- _Stored records_
===============
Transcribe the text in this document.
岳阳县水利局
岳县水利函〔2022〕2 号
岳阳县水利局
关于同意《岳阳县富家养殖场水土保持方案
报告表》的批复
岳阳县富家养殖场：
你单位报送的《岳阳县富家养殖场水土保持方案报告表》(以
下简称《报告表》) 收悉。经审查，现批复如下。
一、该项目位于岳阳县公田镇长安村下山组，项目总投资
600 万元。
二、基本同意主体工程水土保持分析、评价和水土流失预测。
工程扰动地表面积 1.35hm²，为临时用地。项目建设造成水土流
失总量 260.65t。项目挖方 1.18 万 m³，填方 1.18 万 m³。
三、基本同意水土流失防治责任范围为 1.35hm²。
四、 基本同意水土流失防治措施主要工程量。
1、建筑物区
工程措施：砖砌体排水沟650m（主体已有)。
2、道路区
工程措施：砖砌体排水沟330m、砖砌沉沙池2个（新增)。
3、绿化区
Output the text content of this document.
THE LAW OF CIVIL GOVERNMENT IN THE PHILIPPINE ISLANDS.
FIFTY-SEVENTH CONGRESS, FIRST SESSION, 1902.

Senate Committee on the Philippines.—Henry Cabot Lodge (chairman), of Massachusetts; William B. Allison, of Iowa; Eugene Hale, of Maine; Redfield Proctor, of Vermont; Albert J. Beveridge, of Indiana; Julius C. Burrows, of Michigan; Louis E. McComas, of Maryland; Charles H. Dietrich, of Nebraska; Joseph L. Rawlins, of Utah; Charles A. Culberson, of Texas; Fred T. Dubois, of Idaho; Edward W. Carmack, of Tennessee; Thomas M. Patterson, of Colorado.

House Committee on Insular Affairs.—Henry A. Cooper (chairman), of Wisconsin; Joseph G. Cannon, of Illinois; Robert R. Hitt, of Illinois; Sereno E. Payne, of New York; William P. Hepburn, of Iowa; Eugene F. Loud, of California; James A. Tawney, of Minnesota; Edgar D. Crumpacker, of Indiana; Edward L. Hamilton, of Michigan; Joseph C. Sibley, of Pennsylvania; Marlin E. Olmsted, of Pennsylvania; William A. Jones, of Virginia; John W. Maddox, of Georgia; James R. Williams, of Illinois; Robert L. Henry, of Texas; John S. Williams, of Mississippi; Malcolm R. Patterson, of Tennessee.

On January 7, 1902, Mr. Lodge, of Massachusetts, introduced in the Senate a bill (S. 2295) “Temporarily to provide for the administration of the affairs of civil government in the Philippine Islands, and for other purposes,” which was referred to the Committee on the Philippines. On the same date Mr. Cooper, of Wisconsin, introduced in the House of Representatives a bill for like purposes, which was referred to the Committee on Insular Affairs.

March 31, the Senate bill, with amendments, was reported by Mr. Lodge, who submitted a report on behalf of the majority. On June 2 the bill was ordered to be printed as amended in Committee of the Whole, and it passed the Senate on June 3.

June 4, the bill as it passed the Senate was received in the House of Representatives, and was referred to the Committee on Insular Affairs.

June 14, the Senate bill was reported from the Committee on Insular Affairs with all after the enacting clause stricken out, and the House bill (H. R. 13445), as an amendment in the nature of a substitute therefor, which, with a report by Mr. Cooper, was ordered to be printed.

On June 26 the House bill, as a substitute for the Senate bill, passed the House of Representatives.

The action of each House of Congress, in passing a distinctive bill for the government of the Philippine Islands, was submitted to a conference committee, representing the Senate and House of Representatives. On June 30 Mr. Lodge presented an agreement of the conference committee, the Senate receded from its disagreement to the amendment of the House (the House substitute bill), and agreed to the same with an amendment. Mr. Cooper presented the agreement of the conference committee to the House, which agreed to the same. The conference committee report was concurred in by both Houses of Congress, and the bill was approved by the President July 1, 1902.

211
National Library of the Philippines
===============
- _Prompt_
Check each line of the records above for the string "printed", and report every line that has it.

- _Task solution_
March 31, the Senate bill, with amendments, was reported by Mr. Lodge, who submitted a report on behalf of the majority. On June 2 the bill was ordered to be printed as amended in Committee of the Whole, and it passed the Senate on June 3.
June 14, the Senate bill was reported from the Committee on Insular Affairs with all after the enacting clause stricken out, and the House bill (H. R. 13445), as an amendment in the nature of a substitute therefor, which, with a report by Mr. Cooper, was ordered to be printed.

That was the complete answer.